__PROBLEM REQUIREMENTS__
Omit all pictures. Copy the rest of the material exactly.

────────

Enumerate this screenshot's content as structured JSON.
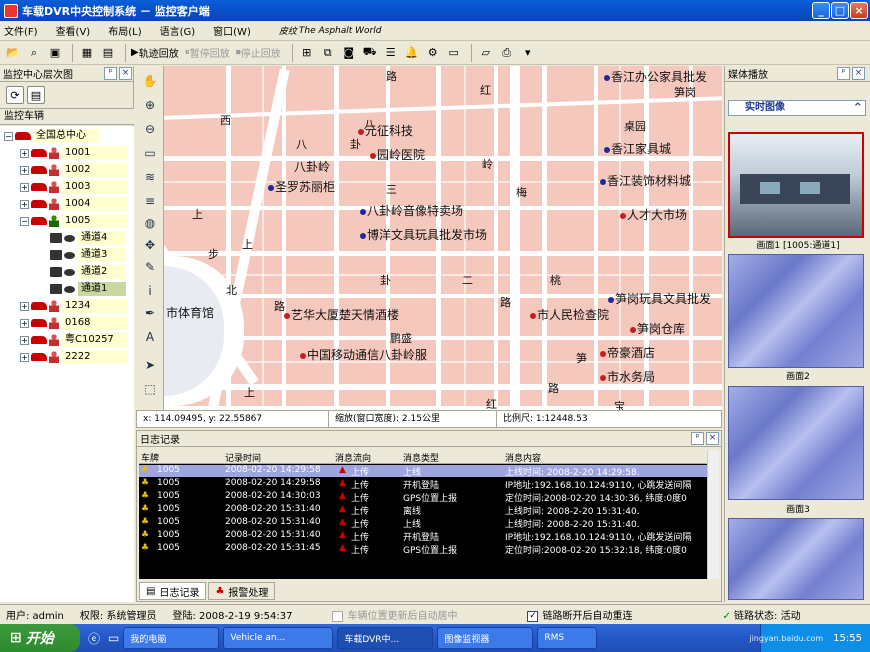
{
  "window": {
    "title": "车载DVR中央控制系统 － 监控客户端"
  },
  "menu": {
    "items": [
      "文件(F)",
      "查看(V)",
      "布局(L)",
      "语言(G)",
      "窗口(W)"
    ],
    "logo_text": "The Asphalt World",
    "logo_prefix": "皮纹"
  },
  "toolbar": {
    "track_play": "轨迹回放",
    "pause_play": "暂停回放",
    "stop_play": "停止回放"
  },
  "left_panel": {
    "title": "监控中心层次图",
    "tree_title": "监控车辆",
    "root": "全国总中心",
    "vehicles": [
      "1001",
      "1002",
      "1003",
      "1004",
      "1005"
    ],
    "channels": [
      "通道4",
      "通道3",
      "通道2",
      "通道1"
    ],
    "vehicles2": [
      "1234",
      "0168",
      "粤C10257",
      "2222"
    ]
  },
  "map": {
    "labels": {
      "l1": "路",
      "l2": "红",
      "l3": "香江办公家具批发",
      "l4": "笋岗",
      "l5": "元征科技",
      "l6": "八",
      "l7": "卦",
      "l8": "园岭医院",
      "l9": "八卦岭",
      "l10": "三",
      "l11": "岭",
      "l12": "梅",
      "l13": "香江家具城",
      "l14": "圣罗苏丽柜",
      "l15": "香江装饰材料城",
      "l16": "八卦岭音像特卖场",
      "l17": "人才大市场",
      "l18": "博洋文具玩具批发市场",
      "l19": "上",
      "l20": "步",
      "l21": "卦",
      "l22": "二",
      "l23": "路",
      "l24": "桃",
      "l25": "北",
      "l26": "市体育馆",
      "l27": "艺华大厦楚天情酒楼",
      "l28": "市人民检查院",
      "l29": "笋岗玩具文具批发",
      "l30": "笋岗仓库",
      "l31": "帝豪酒店",
      "l32": "鹏盛",
      "l33": "中国移动通信八卦岭服",
      "l34": "市水务局",
      "l35": "西",
      "l36": "上",
      "l37": "八",
      "l38": "路",
      "l39": "上",
      "l40": "红",
      "l41": "路",
      "l42": "宝",
      "l43": "笋",
      "l44": "桌园"
    }
  },
  "map_status": {
    "coords": "x: 114.09495, y: 22.55867",
    "zoom": "缩放(窗口宽度): 2.15公里",
    "scale": "比例尺: 1:12448.53"
  },
  "log": {
    "title": "日志记录",
    "headers": [
      "车牌",
      "记录时间",
      "消息流向",
      "消息类型",
      "消息内容"
    ],
    "rows": [
      [
        "1005",
        "2008-02-20 14:29:58",
        "上传",
        "上线",
        "上线时间: 2008-2-20 14:29:58."
      ],
      [
        "1005",
        "2008-02-20 14:29:58",
        "上传",
        "开机登陆",
        "IP地址:192.168.10.124:9110, 心跳发送间隔"
      ],
      [
        "1005",
        "2008-02-20 14:30:03",
        "上传",
        "GPS位置上报",
        "定位时间:2008-02-20 14:30:36, 纬度:0度0"
      ],
      [
        "1005",
        "2008-02-20 15:31:40",
        "上传",
        "离线",
        "上线时间: 2008-2-20 15:31:40."
      ],
      [
        "1005",
        "2008-02-20 15:31:40",
        "上传",
        "上线",
        "上线时间: 2008-2-20 15:31:40."
      ],
      [
        "1005",
        "2008-02-20 15:31:40",
        "上传",
        "开机登陆",
        "IP地址:192.168.10.124:9110, 心跳发送间隔"
      ],
      [
        "1005",
        "2008-02-20 15:31:45",
        "上传",
        "GPS位置上报",
        "定位时间:2008-02-20 15:32:18, 纬度:0度0"
      ]
    ],
    "tabs": [
      "日志记录",
      "报警处理"
    ]
  },
  "right_panel": {
    "title": "媒体播放",
    "live_label": "实时图像",
    "screens": [
      "画面1 [1005:通道1]",
      "画面2",
      "画面3"
    ]
  },
  "status_bar": {
    "user": "用户: admin",
    "role": "权限: 系统管理员",
    "login": "登陆: 2008-2-19 9:54:37",
    "auto_center": "车辆位置更新后自动居中",
    "auto_reconnect": "链路断开后自动重连",
    "link_status": "链路状态: 活动"
  },
  "taskbar": {
    "start": "开始",
    "tasks": [
      "我的电脑",
      "Vehicle an...",
      "车载DVR中...",
      "图像监视器",
      "RMS"
    ],
    "clock": "15:55",
    "watermark": "jingyan.baidu.com"
  },
  "colors": {
    "titlebar": "#0850c8",
    "map_bg": "#f5c8bd",
    "log_bg": "#000000",
    "selected_row": "#9fa5de",
    "tree_label": "#ffffd0"
  }
}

────────

__TASK ANSWER__
Enumerate this screenshot's content as structured JSON.
{
  "window": {
    "title": "车载DVR中央控制系统 － 监控客户端"
  },
  "menu": {
    "items": [
      "文件(F)",
      "查看(V)",
      "布局(L)",
      "语言(G)",
      "窗口(W)"
    ],
    "logo_text": "The Asphalt World",
    "logo_prefix": "皮纹"
  },
  "toolbar": {
    "track_play": "轨迹回放",
    "pause_play": "暂停回放",
    "stop_play": "停止回放"
  },
  "left_panel": {
    "title": "监控中心层次图",
    "tree_title": "监控车辆",
    "root": "全国总中心",
    "vehicles": [
      "1001",
      "1002",
      "1003",
      "1004",
      "1005"
    ],
    "channels": [
      "通道4",
      "通道3",
      "通道2",
      "通道1"
    ],
    "vehicles2": [
      "1234",
      "0168",
      "粤C10257",
      "2222"
    ]
  },
  "map": {
    "labels": {
      "l1": "路",
      "l2": "红",
      "l3": "香江办公家具批发",
      "l4": "笋岗",
      "l5": "元征科技",
      "l6": "八",
      "l7": "卦",
      "l8": "园岭医院",
      "l9": "八卦岭",
      "l10": "三",
      "l11": "岭",
      "l12": "梅",
      "l13": "香江家具城",
      "l14": "圣罗苏丽柜",
      "l15": "香江装饰材料城",
      "l16": "八卦岭音像特卖场",
      "l17": "人才大市场",
      "l18": "博洋文具玩具批发市场",
      "l19": "上",
      "l20": "步",
      "l21": "卦",
      "l22": "二",
      "l23": "路",
      "l24": "桃",
      "l25": "北",
      "l26": "市体育馆",
      "l27": "艺华大厦楚天情酒楼",
      "l28": "市人民检查院",
      "l29": "笋岗玩具文具批发",
      "l30": "笋岗仓库",
      "l31": "帝豪酒店",
      "l32": "鹏盛",
      "l33": "中国移动通信八卦岭服",
      "l34": "市水务局",
      "l35": "西",
      "l36": "上",
      "l37": "八",
      "l38": "路",
      "l39": "上",
      "l40": "红",
      "l41": "路",
      "l42": "宝",
      "l43": "笋",
      "l44": "桌园"
    }
  },
  "map_status": {
    "coords": "x: 114.09495, y: 22.55867",
    "zoom": "缩放(窗口宽度): 2.15公里",
    "scale": "比例尺: 1:12448.53"
  },
  "log": {
    "title": "日志记录",
    "headers": [
      "车牌",
      "记录时间",
      "消息流向",
      "消息类型",
      "消息内容"
    ],
    "rows": [
      [
        "1005",
        "2008-02-20 14:29:58",
        "上传",
        "上线",
        "上线时间: 2008-2-20 14:29:58."
      ],
      [
        "1005",
        "2008-02-20 14:29:58",
        "上传",
        "开机登陆",
        "IP地址:192.168.10.124:9110, 心跳发送间隔"
      ],
      [
        "1005",
        "2008-02-20 14:30:03",
        "上传",
        "GPS位置上报",
        "定位时间:2008-02-20 14:30:36, 纬度:0度0"
      ],
      [
        "1005",
        "2008-02-20 15:31:40",
        "上传",
        "离线",
        "上线时间: 2008-2-20 15:31:40."
      ],
      [
        "1005",
        "2008-02-20 15:31:40",
        "上传",
        "上线",
        "上线时间: 2008-2-20 15:31:40."
      ],
      [
        "1005",
        "2008-02-20 15:31:40",
        "上传",
        "开机登陆",
        "IP地址:192.168.10.124:9110, 心跳发送间隔"
      ],
      [
        "1005",
        "2008-02-20 15:31:45",
        "上传",
        "GPS位置上报",
        "定位时间:2008-02-20 15:32:18, 纬度:0度0"
      ]
    ],
    "tabs": [
      "日志记录",
      "报警处理"
    ]
  },
  "right_panel": {
    "title": "媒体播放",
    "live_label": "实时图像",
    "screens": [
      "画面1 [1005:通道1]",
      "画面2",
      "画面3"
    ]
  },
  "status_bar": {
    "user": "用户: admin",
    "role": "权限: 系统管理员",
    "login": "登陆: 2008-2-19 9:54:37",
    "auto_center": "车辆位置更新后自动居中",
    "auto_reconnect": "链路断开后自动重连",
    "link_status": "链路状态: 活动"
  },
  "taskbar": {
    "start": "开始",
    "tasks": [
      "我的电脑",
      "Vehicle an...",
      "车载DVR中...",
      "图像监视器",
      "RMS"
    ],
    "clock": "15:55",
    "watermark": "jingyan.baidu.com"
  },
  "colors": {
    "titlebar": "#0850c8",
    "map_bg": "#f5c8bd",
    "log_bg": "#000000",
    "selected_row": "#9fa5de",
    "tree_label": "#ffffd0"
  }
}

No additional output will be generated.